start DATA SECTION
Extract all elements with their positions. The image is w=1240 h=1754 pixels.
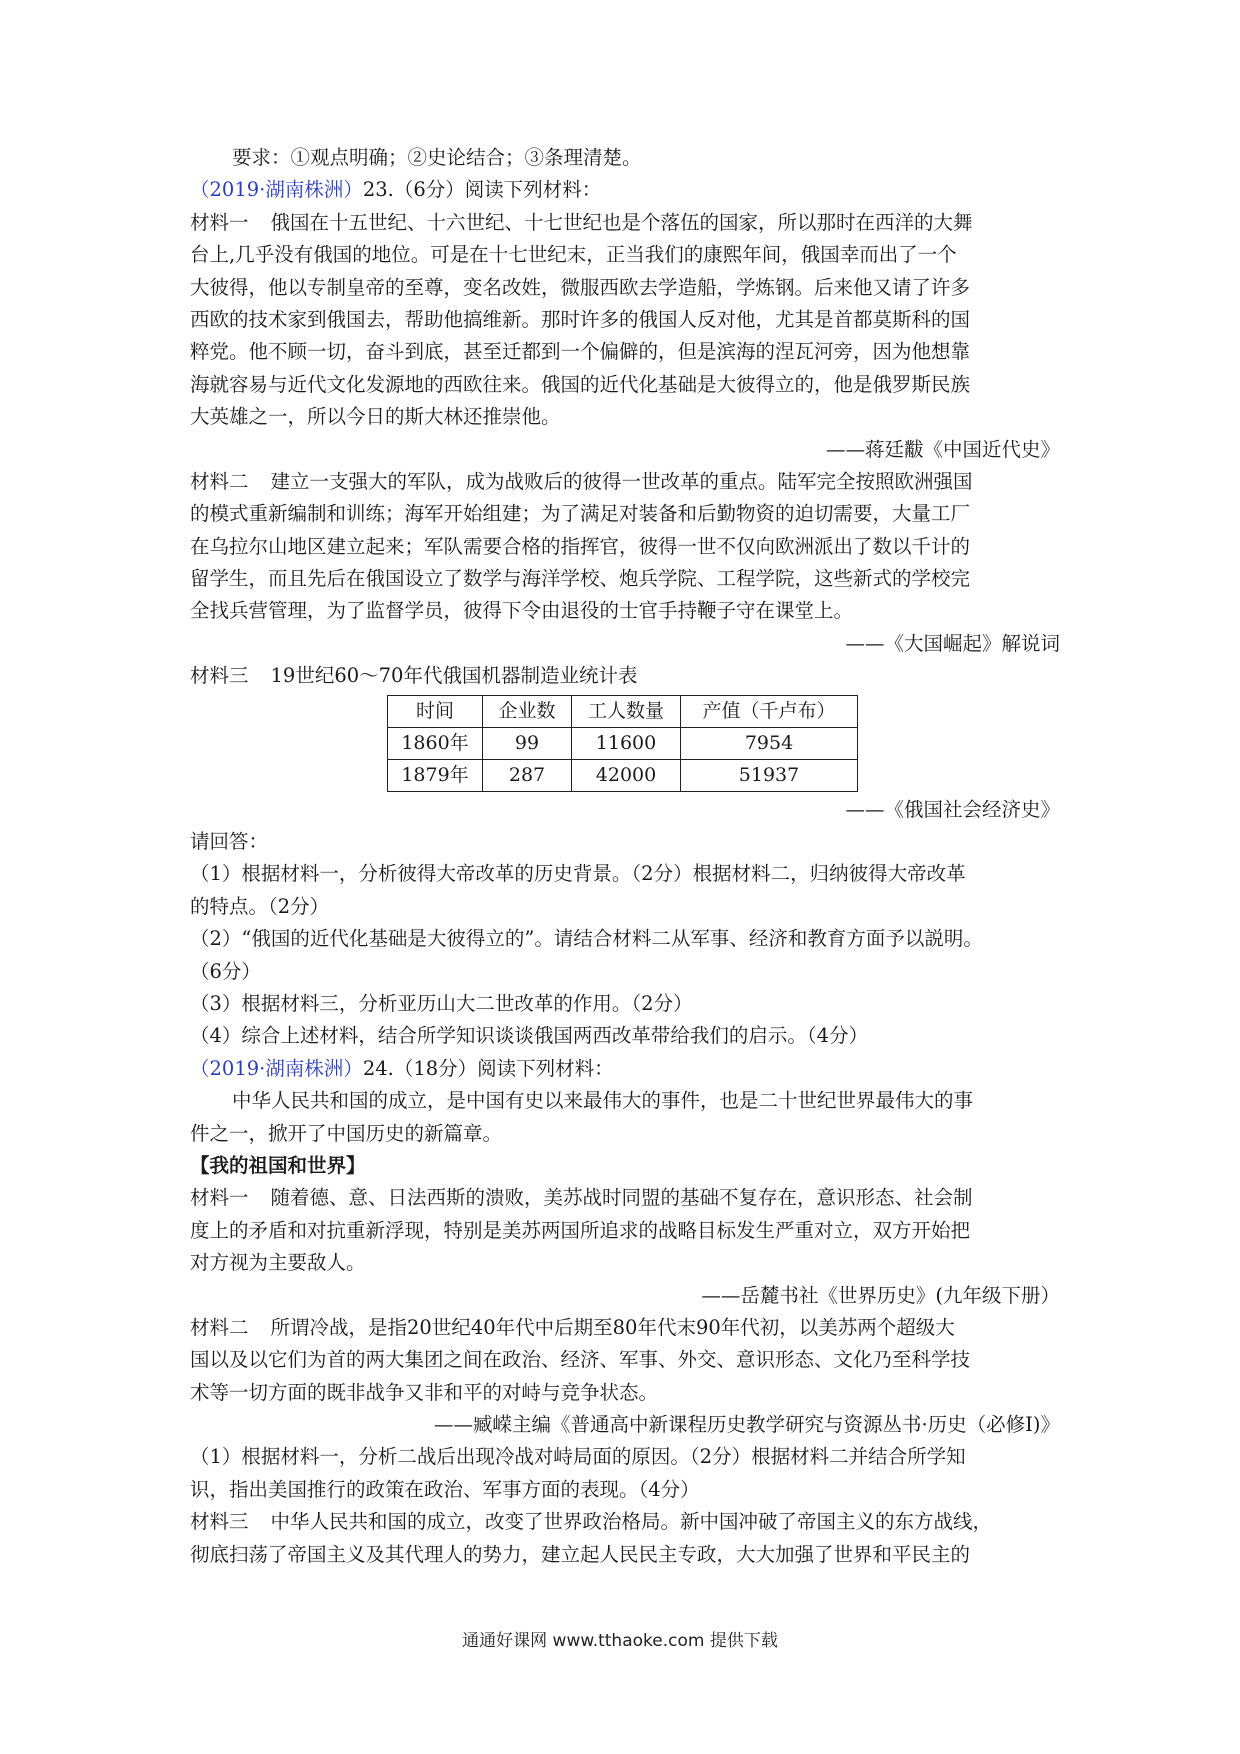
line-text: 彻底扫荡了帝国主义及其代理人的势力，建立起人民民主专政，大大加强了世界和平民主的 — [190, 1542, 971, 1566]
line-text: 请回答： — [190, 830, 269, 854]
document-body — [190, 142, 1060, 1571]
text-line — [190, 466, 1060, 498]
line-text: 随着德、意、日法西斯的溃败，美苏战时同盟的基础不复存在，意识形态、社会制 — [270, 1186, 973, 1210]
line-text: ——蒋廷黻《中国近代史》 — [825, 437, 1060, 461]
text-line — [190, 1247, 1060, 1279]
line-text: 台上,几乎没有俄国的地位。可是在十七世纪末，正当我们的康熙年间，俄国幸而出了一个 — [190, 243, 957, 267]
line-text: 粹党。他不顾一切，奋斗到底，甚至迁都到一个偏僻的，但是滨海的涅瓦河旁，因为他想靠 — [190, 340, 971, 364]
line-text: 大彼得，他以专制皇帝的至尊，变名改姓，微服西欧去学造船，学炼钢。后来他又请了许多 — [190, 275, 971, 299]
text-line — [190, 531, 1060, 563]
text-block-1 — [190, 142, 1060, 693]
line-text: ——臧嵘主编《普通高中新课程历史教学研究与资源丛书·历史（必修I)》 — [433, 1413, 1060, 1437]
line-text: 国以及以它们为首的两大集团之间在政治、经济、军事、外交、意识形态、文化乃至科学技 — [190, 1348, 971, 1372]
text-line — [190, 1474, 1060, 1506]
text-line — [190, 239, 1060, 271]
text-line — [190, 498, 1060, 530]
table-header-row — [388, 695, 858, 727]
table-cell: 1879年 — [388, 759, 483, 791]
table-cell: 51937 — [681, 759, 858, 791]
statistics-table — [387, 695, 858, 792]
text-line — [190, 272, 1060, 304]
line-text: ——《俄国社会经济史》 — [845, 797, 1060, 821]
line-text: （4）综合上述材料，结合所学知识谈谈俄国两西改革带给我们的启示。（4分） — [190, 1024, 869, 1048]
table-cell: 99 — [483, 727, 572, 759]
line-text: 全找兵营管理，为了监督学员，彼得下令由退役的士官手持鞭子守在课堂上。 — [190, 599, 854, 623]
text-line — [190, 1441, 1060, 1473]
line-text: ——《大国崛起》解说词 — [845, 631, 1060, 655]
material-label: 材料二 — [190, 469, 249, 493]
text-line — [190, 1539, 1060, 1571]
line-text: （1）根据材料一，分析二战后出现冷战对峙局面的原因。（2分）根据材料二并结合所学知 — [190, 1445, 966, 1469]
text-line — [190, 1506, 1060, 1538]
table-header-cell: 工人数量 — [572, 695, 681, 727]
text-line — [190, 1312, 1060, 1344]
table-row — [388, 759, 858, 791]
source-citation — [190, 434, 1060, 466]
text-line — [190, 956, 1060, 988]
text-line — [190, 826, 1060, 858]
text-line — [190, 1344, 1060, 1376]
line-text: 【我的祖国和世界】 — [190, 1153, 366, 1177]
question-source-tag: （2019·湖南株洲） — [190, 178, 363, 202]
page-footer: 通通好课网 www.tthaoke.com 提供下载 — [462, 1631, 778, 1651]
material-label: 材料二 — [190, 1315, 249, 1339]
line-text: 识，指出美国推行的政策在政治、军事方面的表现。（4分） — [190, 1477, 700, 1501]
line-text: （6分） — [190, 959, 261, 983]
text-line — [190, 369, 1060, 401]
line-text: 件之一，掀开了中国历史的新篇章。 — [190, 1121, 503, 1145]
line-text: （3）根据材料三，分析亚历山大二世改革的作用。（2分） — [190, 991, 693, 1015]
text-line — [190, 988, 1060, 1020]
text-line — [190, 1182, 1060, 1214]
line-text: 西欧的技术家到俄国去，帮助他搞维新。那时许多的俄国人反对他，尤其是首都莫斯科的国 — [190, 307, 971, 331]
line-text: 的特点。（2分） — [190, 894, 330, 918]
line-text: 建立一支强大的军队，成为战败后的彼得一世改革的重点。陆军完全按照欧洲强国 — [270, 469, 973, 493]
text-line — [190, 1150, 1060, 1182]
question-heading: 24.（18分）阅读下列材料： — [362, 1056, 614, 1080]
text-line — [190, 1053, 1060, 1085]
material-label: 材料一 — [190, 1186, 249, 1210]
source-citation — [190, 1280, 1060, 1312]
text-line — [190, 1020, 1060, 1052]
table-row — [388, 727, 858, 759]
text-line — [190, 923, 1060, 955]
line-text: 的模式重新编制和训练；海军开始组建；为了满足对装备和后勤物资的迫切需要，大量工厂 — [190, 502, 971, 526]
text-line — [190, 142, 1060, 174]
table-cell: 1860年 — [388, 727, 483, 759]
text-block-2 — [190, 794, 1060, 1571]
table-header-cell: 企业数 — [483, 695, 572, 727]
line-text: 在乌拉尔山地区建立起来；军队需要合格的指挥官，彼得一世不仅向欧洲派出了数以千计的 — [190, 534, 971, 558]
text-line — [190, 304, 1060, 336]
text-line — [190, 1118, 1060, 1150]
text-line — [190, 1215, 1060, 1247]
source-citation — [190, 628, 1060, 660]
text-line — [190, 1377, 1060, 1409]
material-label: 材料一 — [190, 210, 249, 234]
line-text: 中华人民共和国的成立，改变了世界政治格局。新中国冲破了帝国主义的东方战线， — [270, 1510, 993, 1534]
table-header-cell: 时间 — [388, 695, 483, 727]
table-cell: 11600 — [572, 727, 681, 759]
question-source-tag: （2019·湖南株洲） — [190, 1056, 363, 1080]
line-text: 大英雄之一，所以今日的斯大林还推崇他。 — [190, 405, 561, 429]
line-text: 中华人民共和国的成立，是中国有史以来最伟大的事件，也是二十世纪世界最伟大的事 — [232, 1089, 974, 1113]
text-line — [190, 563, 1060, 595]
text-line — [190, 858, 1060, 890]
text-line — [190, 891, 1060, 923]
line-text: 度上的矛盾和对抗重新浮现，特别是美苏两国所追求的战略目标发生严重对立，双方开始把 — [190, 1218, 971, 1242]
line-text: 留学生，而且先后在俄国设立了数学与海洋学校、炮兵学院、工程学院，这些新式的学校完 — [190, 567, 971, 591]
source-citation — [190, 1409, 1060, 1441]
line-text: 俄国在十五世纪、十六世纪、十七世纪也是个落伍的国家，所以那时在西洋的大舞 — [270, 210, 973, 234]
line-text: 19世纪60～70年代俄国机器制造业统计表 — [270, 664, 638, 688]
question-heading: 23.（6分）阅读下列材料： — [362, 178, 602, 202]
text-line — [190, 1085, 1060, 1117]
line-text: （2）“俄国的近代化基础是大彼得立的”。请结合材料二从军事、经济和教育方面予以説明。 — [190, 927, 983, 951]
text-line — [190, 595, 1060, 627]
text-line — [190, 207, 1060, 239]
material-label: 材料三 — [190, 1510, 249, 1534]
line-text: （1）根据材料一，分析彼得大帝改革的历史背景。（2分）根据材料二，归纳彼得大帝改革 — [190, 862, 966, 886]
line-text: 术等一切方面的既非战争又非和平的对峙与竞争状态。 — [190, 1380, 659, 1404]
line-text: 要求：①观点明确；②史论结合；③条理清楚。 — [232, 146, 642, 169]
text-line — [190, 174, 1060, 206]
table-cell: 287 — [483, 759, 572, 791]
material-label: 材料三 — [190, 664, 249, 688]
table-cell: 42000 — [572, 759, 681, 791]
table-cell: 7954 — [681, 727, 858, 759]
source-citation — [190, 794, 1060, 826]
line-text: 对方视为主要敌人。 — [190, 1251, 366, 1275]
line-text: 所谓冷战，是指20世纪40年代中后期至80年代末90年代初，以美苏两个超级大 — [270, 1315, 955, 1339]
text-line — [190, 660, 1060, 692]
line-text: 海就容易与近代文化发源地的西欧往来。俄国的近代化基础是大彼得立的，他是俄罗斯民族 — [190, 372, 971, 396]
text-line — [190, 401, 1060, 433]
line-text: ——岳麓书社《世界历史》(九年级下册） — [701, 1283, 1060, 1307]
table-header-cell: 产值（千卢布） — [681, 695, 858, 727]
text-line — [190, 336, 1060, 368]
end DATA SECTION
start DATA SECTION
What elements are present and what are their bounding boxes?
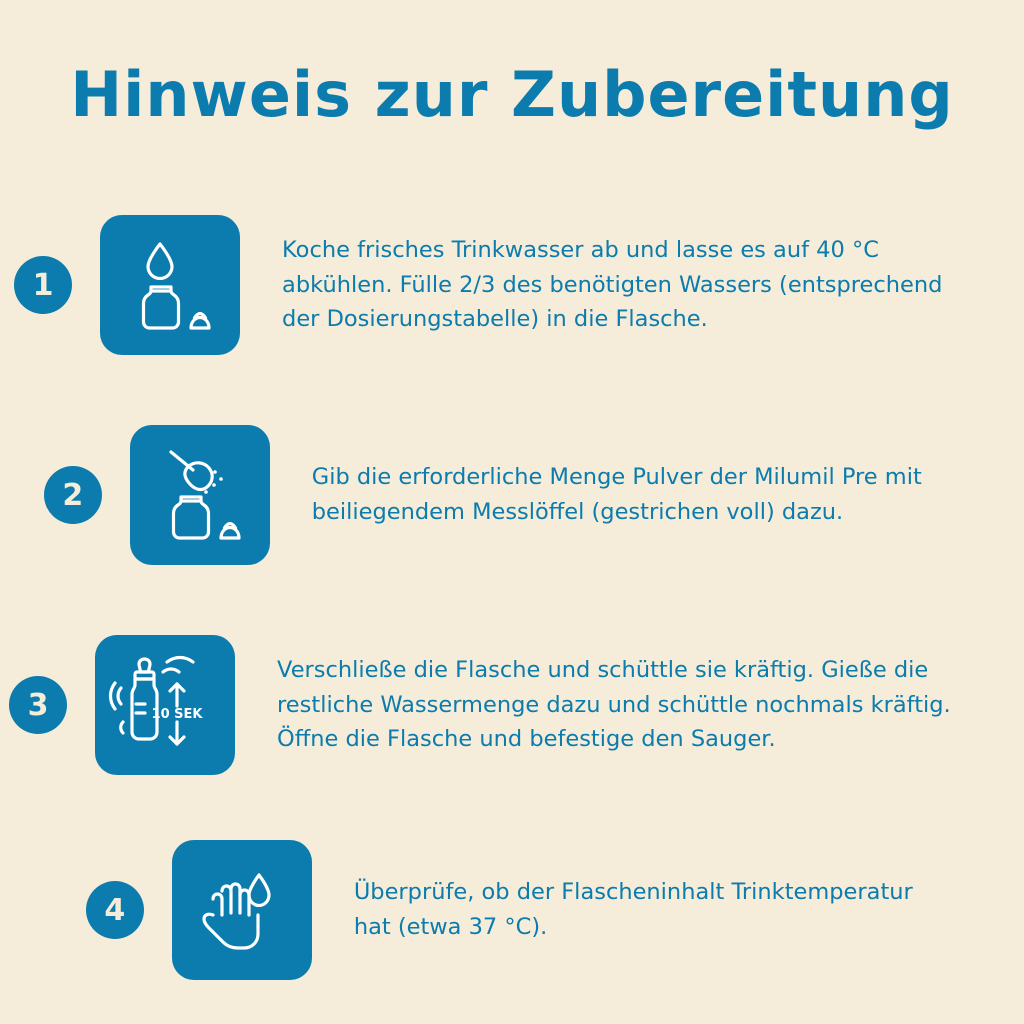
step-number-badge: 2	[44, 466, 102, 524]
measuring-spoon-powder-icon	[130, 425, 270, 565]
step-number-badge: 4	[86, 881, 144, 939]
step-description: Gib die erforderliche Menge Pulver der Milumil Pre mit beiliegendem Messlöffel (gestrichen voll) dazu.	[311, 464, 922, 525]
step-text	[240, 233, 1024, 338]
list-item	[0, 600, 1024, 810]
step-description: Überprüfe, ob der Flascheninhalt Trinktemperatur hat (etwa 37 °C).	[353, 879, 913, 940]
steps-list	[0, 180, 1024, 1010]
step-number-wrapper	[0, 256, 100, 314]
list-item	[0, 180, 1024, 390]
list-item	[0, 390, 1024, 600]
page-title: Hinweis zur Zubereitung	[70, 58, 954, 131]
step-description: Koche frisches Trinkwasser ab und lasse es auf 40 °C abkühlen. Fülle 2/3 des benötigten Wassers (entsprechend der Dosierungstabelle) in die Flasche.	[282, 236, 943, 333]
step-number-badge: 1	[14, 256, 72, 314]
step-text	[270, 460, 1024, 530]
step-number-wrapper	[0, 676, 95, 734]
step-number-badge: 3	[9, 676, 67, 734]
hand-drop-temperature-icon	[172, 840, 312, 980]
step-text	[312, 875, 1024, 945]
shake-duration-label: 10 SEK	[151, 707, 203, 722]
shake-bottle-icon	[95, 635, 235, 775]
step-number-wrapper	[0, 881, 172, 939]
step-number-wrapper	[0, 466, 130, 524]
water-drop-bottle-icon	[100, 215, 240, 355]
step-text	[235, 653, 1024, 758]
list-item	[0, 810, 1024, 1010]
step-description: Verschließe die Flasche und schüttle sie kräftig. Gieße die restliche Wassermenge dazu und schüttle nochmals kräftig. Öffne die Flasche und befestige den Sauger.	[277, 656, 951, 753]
end DATA SECTION
- STATED GOAL -
Could you reproduce the lines of the records from the line with "line-text: 彻底扫荡了帝国主义及其代理人的势力，建立起人民民主专政，大大加强了世界和平民主的 —" up to and including the line with "line-text: ——《俄国社会经济史》 —"?

- CORRECT ANSWER -
line-text: 彻底扫荡了帝国主义及其代理人的势力，建立起人民民主专政，大大加强了世界和平民主的 — [190, 1542, 971, 1566]
line-text: 请回答： — [190, 830, 269, 854]
document-body — [190, 142, 1060, 1571]
text-line — [190, 466, 1060, 498]
line-text: 随着德、意、日法西斯的溃败，美苏战时同盟的基础不复存在，意识形态、社会制 — [270, 1186, 973, 1210]
line-text: ——蒋廷黻《中国近代史》 — [825, 437, 1060, 461]
text-line — [190, 1247, 1060, 1279]
line-text: 台上,几乎没有俄国的地位。可是在十七世纪末，正当我们的康熙年间，俄国幸而出了一个 — [190, 243, 957, 267]
line-text: 粹党。他不顾一切，奋斗到底，甚至迁都到一个偏僻的，但是滨海的涅瓦河旁，因为他想靠 — [190, 340, 971, 364]
line-text: 大彼得，他以专制皇帝的至尊，变名改姓，微服西欧去学造船，学炼钢。后来他又请了许多 — [190, 275, 971, 299]
text-line — [190, 531, 1060, 563]
text-block-1 — [190, 142, 1060, 693]
line-text: ——臧嵘主编《普通高中新课程历史教学研究与资源丛书·历史（必修I)》 — [433, 1413, 1060, 1437]
line-text: 国以及以它们为首的两大集团之间在政治、经济、军事、外交、意识形态、文化乃至科学技 — [190, 1348, 971, 1372]
text-line — [190, 1474, 1060, 1506]
text-line — [190, 239, 1060, 271]
text-line — [190, 498, 1060, 530]
table-header-row — [388, 695, 858, 727]
table-cell: 1879年 — [388, 759, 483, 791]
table-cell: 51937 — [681, 759, 858, 791]
statistics-table — [387, 695, 858, 792]
text-line — [190, 272, 1060, 304]
line-text: ——《俄国社会经济史》 — [845, 797, 1060, 821]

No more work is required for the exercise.